- _PAGE EXTRACT_:
10. The lessee has a right to transfer by sub-lease even part of his interest in the property as provided in S. 108(j), T.P. Act. A transferee from the lessee has a right to claim the benefit of contract to the lessee’s interest, vis-à-vis the landlord, (vide S. 108 second paragraph of Cl. (c), T. P. Act). Thus a sub-lessee who has obtained a part of the interest of the head tenant will be entitled to claim the benefit of the contract vis-à-vis the lessor, as the lessee (head tenant) cannot surrender the lease in part. Section 111(e) contemplates a surrender of the entire interest under the lease and not a part of the interest alone. Moreover, a lease can be determined only by restoring possession in respect of the entire property which has taken on lease (see S. 108(m)). Section 115, T. P. Act, provides that the surrender of a lease does nhot prejudice the under-lease of the property or in part thereof previously granted by the lessee. the lessee, having parted with a part of the interest in the property in favour of the sub-lessee, cannot surrender that part of the property which is in the possession of the sub-lessee for he cannot restore possession of the same to the lessor apart from the fact that he can terminate the contract of lease only as a whole and not in respect of a part of it. Having regard to all these factors, even without going into the question of the partial surrender of lease being vitiated by collusion, it is not open to the appellant in law to contend that the second respondent is entitled to and had validly surrendered a portion of the lease-hold property and the first respondent, being the sub-tenant is bound by the surrender and should deliver possession.
11. The last argument of the appellant’s counsel was that the Act gives protection only to tenants and not to sub-tenants against unreasonable eviction and hence the first respondent cannot claim protection under the Act from eviction. Reference was made in this connection to S. 2(ii) of the Act which excludes a subtenant from the definition of tenant. The argument stems from an erroneous assumption that the first respondent is seeking protection under the Act from being evicted. The true position is that the first respondent has only taken the stand that the appellant is not entitled to evict him under S. 13(2) of the Act since the sub-lease in his favour had been created before the Act came into force.”

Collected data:

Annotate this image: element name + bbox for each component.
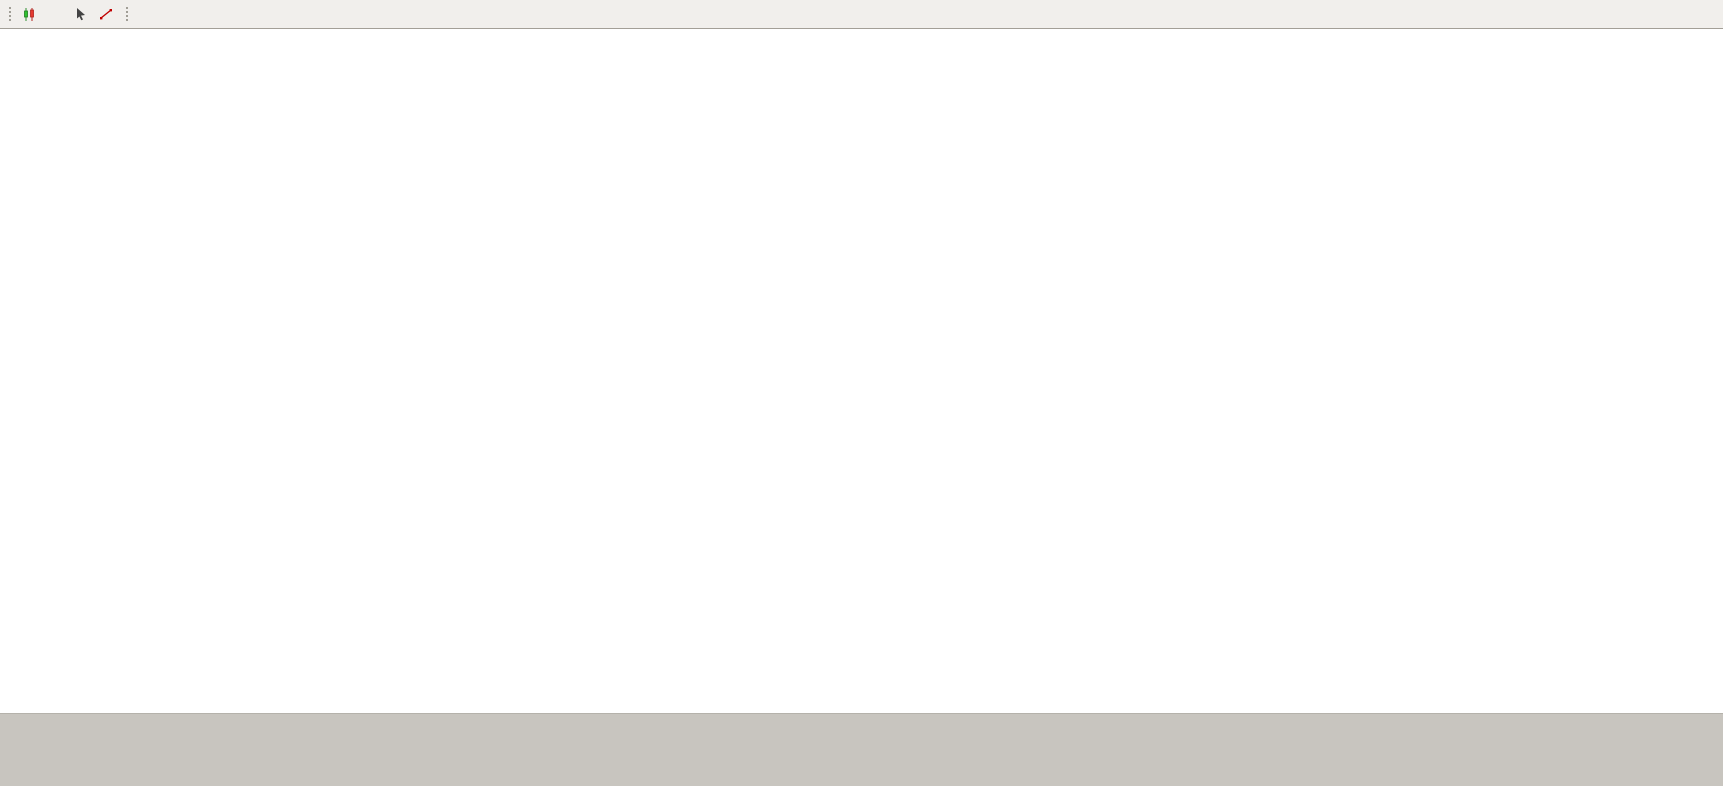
window-background: [0, 713, 1723, 786]
chart-window-button[interactable]: [17, 3, 41, 25]
cursor-icon: [77, 8, 85, 21]
toolbar-separator-grip[interactable]: [124, 5, 129, 23]
toolbar-drag-grip[interactable]: [7, 5, 12, 23]
cursor-tool-button[interactable]: [69, 3, 93, 25]
trendline-icon: [100, 9, 112, 20]
line-tools-dropdown[interactable]: [95, 3, 119, 25]
top-toolbar: [0, 0, 1723, 29]
candlestick-chart-icon: [23, 7, 34, 21]
chart-area[interactable]: [0, 29, 1723, 713]
chart-canvas[interactable]: [0, 29, 1723, 713]
toolbar-button-a[interactable]: [43, 3, 67, 25]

- _PROBLEM STATEMENT_:
Turn the paragraph of the judgment excerpt that begins "11. The last argument" into a short list that keeps its main facts.

- _ANSWER FOR THE TASK_:
- The appellant's counsel argued that the Act protects only tenants, not sub-tenants, against unreasonable eviction, so the first respondent could not claim its protection.
- Counsel cited S. 2(ii) of the Act, which excludes a sub-tenant from the definition of tenant.
- The argument rests on the mistaken assumption that the first respondent is seeking protection under the Act from eviction.
- The first respondent's actual position is that the appellant cannot evict him under S. 13(2) of the Act, because his sub-lease was created before the Act came into force.